Data excerpts:
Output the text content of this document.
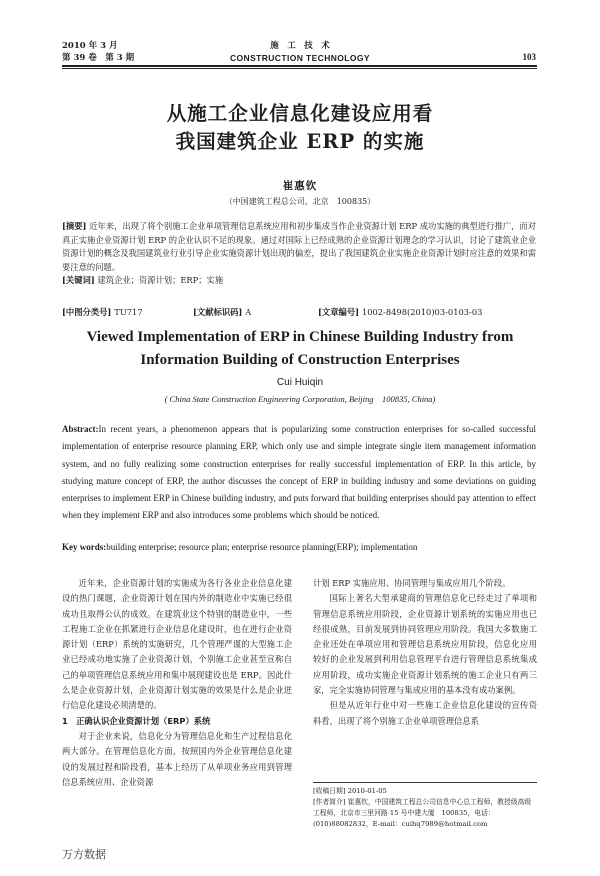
2010 年 3 月
第 39 卷　第 3 期
施　工　技　术
CONSTRUCTION TECHNOLOGY	103
从施工企业信息化建设应用看
我国建筑企业 ERP 的实施
崔惠钦
（中国建筑工程总公司，北京　100835）
[摘要] 近年来，出现了将个别施工企业单项管理信息系统应用和初步集成当作企业资源计划 ERP 成功实施的典型进行推广，而对真正实施企业资源计划 ERP 的企业认识不足的现象。通过对国际上已经成熟的企业资源计划理念的学习认识，讨论了建筑业企业资源计划的概念及我国建筑业行业引导企业实施资源计划出现的偏差，提出了我国建筑企业实施企业资源计划时应注意的效果和需要注意的问题。
[关键词] 建筑企业；资源计划；ERP；实施
[中图分类号] TU717	[文献标识码] A	[文章编号] 1002-8498(2010)03-0103-03
Viewed Implementation of ERP in Chinese Building Industry from
Information Building of Construction Enterprises
Cui Huiqin
( China State Construction Engineering Corporation, Beijing　100835, China)
Abstract:In recent years, a phenomenon appears that is popularizing some construction enterprises for so-called successful implementation of enterprise resource planning ERP, which only use and simple integrate single item management information system, and no fully realizing some construction enterprises for really successful implementation of ERP. In this article, by studying mature concept of ERP, the author discusses the concept of ERP in building industry and some deviations on guiding enterprises to implement ERP in Chinese building industry, and puts forward that building enterprises should pay attention to effect when they implement ERP and also introduces some problems which should be noticed.
Key words:building enterprise; resource plan; enterprise resource planning(ERP); implementation

近年来，企业资源计划的实施成为各行各业企业信息化建设的热门课题，企业资源计划在国内外的制造业中实施已经很成功且取得公认的成效。在建筑业这个特别的制造业中，一些工程施工企业在抓紧进行企业信息化建设时，也在进行企业资源计划（ERP）系统的实施研究，几个管理严谨的大型施工企业已经成功地实施了企业资源计划，个别施工企业甚至宣称自己的单项管理信息系统应用和集中展现建设也是 ERP。因此什么是企业资源计划，企业资源计划实施的效果是什么是企业进行信息化建设必须清楚的。

1　正确认识企业资源计划（ERP）系统

对于企业来说，信息化分为管理信息化和生产过程信息化两大部分。在管理信息化方面，按照国内外企业管理信息化建设的发展过程和阶段看，基本上经历了从单项业务应用到管理信息系统应用、企业资源

计划 ERP 实施应用、协同管理与集成应用几个阶段。

国际上著名大型承建商的管理信息化已经走过了单项和管理信息系统应用阶段，企业资源计划系统的实施应用也已经很成熟，目前发展到协同管理应用阶段。我国大多数施工企业还处在单项应用和管理信息系统应用阶段，信息化应用较好的企业发展到利用信息管理平台进行管理信息系统集成应用阶段，成功实施企业资源计划系统的施工企业只有两三家，完全实施协同管理与集成应用的基本没有成功案例。

但是从近年行业中对一些施工企业信息化建设的宣传资料看，出现了将个别施工企业单项管理信息系

[收稿日期] 2010-01-05
[作者简介] 崔惠钦，中国建筑工程总公司信息中心总工程师，教授级高级工程师，北京市三里河路 15 号中建大厦　100835，电话：(010)88082832，E-mail：cuihq7989@hotmail.com
万方数据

Problem to solve:
Pull every line containing "Chinese" from the data.

Output for this exercise:
Viewed Implementation of ERP in Chinese Building Industry from
Abstract:In recent years, a phenomenon appears that is popularizing some construction enterprises for so-called successful implementation of enterprise resource planning ERP, which only use and simple integrate single item management information system, and no fully realizing some construction enterprises for really successful implementation of ERP. In this article, by studying mature concept of ERP, the author discusses the concept of ERP in building industry and some deviations on guiding enterprises to implement ERP in Chinese building industry, and puts forward that building enterprises should pay attention to effect when they implement ERP and also introduces some problems which should be noticed.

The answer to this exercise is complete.